Restate every entry word for word.
---------- SOURCE MATERIAL ----------
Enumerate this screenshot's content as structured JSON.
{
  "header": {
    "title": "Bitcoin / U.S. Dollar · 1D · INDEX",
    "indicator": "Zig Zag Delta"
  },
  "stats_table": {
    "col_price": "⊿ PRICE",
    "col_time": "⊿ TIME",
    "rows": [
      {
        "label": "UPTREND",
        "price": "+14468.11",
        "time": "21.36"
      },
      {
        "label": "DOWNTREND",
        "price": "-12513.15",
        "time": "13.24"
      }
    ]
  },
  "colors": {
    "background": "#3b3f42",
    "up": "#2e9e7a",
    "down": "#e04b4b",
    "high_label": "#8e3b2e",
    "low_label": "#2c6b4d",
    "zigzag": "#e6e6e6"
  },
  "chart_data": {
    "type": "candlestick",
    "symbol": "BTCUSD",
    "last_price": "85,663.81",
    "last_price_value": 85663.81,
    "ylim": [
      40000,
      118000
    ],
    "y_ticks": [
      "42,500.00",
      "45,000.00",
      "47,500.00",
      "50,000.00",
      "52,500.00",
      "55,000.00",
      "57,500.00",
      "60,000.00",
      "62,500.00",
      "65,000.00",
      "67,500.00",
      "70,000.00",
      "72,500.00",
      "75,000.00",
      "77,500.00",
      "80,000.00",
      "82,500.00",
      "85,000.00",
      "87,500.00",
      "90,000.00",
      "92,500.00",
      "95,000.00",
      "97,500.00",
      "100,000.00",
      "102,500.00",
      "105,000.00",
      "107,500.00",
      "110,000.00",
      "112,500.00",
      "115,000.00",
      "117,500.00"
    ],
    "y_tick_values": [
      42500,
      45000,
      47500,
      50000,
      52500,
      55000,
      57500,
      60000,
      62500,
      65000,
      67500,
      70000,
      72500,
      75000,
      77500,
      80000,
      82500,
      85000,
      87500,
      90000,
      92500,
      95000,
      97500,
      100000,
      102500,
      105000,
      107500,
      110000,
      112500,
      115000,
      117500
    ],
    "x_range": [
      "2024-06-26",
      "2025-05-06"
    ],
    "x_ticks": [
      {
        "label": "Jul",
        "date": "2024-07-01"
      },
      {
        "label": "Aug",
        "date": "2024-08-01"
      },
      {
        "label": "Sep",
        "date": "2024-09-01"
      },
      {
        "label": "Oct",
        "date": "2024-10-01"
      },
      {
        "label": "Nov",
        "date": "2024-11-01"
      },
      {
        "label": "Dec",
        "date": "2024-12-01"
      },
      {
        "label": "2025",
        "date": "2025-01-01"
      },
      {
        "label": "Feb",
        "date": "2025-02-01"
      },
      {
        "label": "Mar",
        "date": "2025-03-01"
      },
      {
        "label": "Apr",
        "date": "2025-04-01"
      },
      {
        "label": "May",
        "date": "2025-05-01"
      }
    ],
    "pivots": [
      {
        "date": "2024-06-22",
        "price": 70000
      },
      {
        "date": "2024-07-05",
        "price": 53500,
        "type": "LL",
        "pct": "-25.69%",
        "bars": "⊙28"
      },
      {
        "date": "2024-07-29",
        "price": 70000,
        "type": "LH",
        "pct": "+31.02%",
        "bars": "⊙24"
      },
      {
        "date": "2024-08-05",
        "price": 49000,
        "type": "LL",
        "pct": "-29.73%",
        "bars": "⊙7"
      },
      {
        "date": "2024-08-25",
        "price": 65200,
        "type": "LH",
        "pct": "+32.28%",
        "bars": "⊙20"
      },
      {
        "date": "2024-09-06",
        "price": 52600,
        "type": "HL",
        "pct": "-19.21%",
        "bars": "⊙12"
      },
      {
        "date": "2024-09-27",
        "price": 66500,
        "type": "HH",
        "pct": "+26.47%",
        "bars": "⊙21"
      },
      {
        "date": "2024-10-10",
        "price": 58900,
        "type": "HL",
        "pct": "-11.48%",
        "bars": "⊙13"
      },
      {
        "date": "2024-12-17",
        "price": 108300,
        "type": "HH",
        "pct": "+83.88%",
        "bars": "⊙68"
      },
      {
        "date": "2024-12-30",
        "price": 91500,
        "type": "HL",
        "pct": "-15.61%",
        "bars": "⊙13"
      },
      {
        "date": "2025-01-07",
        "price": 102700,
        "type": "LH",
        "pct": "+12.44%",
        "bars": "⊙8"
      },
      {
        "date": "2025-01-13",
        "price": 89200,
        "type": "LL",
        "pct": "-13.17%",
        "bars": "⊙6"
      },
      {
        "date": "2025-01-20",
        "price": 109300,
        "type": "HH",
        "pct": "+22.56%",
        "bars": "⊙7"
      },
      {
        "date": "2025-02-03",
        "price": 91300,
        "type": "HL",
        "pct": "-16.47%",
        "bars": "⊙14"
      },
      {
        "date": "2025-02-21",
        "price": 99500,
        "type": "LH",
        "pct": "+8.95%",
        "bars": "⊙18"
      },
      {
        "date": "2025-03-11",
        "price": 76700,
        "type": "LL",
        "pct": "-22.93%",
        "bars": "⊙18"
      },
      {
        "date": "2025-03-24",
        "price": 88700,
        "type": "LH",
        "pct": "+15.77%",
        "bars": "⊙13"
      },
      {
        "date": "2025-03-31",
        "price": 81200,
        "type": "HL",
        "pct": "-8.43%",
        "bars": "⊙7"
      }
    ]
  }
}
----------
**OUTPUT OF THE TASK**
Enumerate this screenshot's content as structured JSON.
{
  "header": {
    "title": "Bitcoin / U.S. Dollar · 1D · INDEX",
    "indicator": "Zig Zag Delta"
  },
  "stats_table": {
    "col_price": "⊿ PRICE",
    "col_time": "⊿ TIME",
    "rows": [
      {
        "label": "UPTREND",
        "price": "+14468.11",
        "time": "21.36"
      },
      {
        "label": "DOWNTREND",
        "price": "-12513.15",
        "time": "13.24"
      }
    ]
  },
  "colors": {
    "background": "#3b3f42",
    "up": "#2e9e7a",
    "down": "#e04b4b",
    "high_label": "#8e3b2e",
    "low_label": "#2c6b4d",
    "zigzag": "#e6e6e6"
  },
  "chart_data": {
    "type": "candlestick",
    "symbol": "BTCUSD",
    "last_price": "85,663.81",
    "last_price_value": 85663.81,
    "ylim": [
      40000,
      118000
    ],
    "y_ticks": [
      "42,500.00",
      "45,000.00",
      "47,500.00",
      "50,000.00",
      "52,500.00",
      "55,000.00",
      "57,500.00",
      "60,000.00",
      "62,500.00",
      "65,000.00",
      "67,500.00",
      "70,000.00",
      "72,500.00",
      "75,000.00",
      "77,500.00",
      "80,000.00",
      "82,500.00",
      "85,000.00",
      "87,500.00",
      "90,000.00",
      "92,500.00",
      "95,000.00",
      "97,500.00",
      "100,000.00",
      "102,500.00",
      "105,000.00",
      "107,500.00",
      "110,000.00",
      "112,500.00",
      "115,000.00",
      "117,500.00"
    ],
    "y_tick_values": [
      42500,
      45000,
      47500,
      50000,
      52500,
      55000,
      57500,
      60000,
      62500,
      65000,
      67500,
      70000,
      72500,
      75000,
      77500,
      80000,
      82500,
      85000,
      87500,
      90000,
      92500,
      95000,
      97500,
      100000,
      102500,
      105000,
      107500,
      110000,
      112500,
      115000,
      117500
    ],
    "x_range": [
      "2024-06-26",
      "2025-05-06"
    ],
    "x_ticks": [
      {
        "label": "Jul",
        "date": "2024-07-01"
      },
      {
        "label": "Aug",
        "date": "2024-08-01"
      },
      {
        "label": "Sep",
        "date": "2024-09-01"
      },
      {
        "label": "Oct",
        "date": "2024-10-01"
      },
      {
        "label": "Nov",
        "date": "2024-11-01"
      },
      {
        "label": "Dec",
        "date": "2024-12-01"
      },
      {
        "label": "2025",
        "date": "2025-01-01"
      },
      {
        "label": "Feb",
        "date": "2025-02-01"
      },
      {
        "label": "Mar",
        "date": "2025-03-01"
      },
      {
        "label": "Apr",
        "date": "2025-04-01"
      },
      {
        "label": "May",
        "date": "2025-05-01"
      }
    ],
    "pivots": [
      {
        "date": "2024-06-22",
        "price": 70000
      },
      {
        "date": "2024-07-05",
        "price": 53500,
        "type": "LL",
        "pct": "-25.69%",
        "bars": "⊙28"
      },
      {
        "date": "2024-07-29",
        "price": 70000,
        "type": "LH",
        "pct": "+31.02%",
        "bars": "⊙24"
      },
      {
        "date": "2024-08-05",
        "price": 49000,
        "type": "LL",
        "pct": "-29.73%",
        "bars": "⊙7"
      },
      {
        "date": "2024-08-25",
        "price": 65200,
        "type": "LH",
        "pct": "+32.28%",
        "bars": "⊙20"
      },
      {
        "date": "2024-09-06",
        "price": 52600,
        "type": "HL",
        "pct": "-19.21%",
        "bars": "⊙12"
      },
      {
        "date": "2024-09-27",
        "price": 66500,
        "type": "HH",
        "pct": "+26.47%",
        "bars": "⊙21"
      },
      {
        "date": "2024-10-10",
        "price": 58900,
        "type": "HL",
        "pct": "-11.48%",
        "bars": "⊙13"
      },
      {
        "date": "2024-12-17",
        "price": 108300,
        "type": "HH",
        "pct": "+83.88%",
        "bars": "⊙68"
      },
      {
        "date": "2024-12-30",
        "price": 91500,
        "type": "HL",
        "pct": "-15.61%",
        "bars": "⊙13"
      },
      {
        "date": "2025-01-07",
        "price": 102700,
        "type": "LH",
        "pct": "+12.44%",
        "bars": "⊙8"
      },
      {
        "date": "2025-01-13",
        "price": 89200,
        "type": "LL",
        "pct": "-13.17%",
        "bars": "⊙6"
      },
      {
        "date": "2025-01-20",
        "price": 109300,
        "type": "HH",
        "pct": "+22.56%",
        "bars": "⊙7"
      },
      {
        "date": "2025-02-03",
        "price": 91300,
        "type": "HL",
        "pct": "-16.47%",
        "bars": "⊙14"
      },
      {
        "date": "2025-02-21",
        "price": 99500,
        "type": "LH",
        "pct": "+8.95%",
        "bars": "⊙18"
      },
      {
        "date": "2025-03-11",
        "price": 76700,
        "type": "LL",
        "pct": "-22.93%",
        "bars": "⊙18"
      },
      {
        "date": "2025-03-24",
        "price": 88700,
        "type": "LH",
        "pct": "+15.77%",
        "bars": "⊙13"
      },
      {
        "date": "2025-03-31",
        "price": 81200,
        "type": "HL",
        "pct": "-8.43%",
        "bars": "⊙7"
      }
    ]
  }
}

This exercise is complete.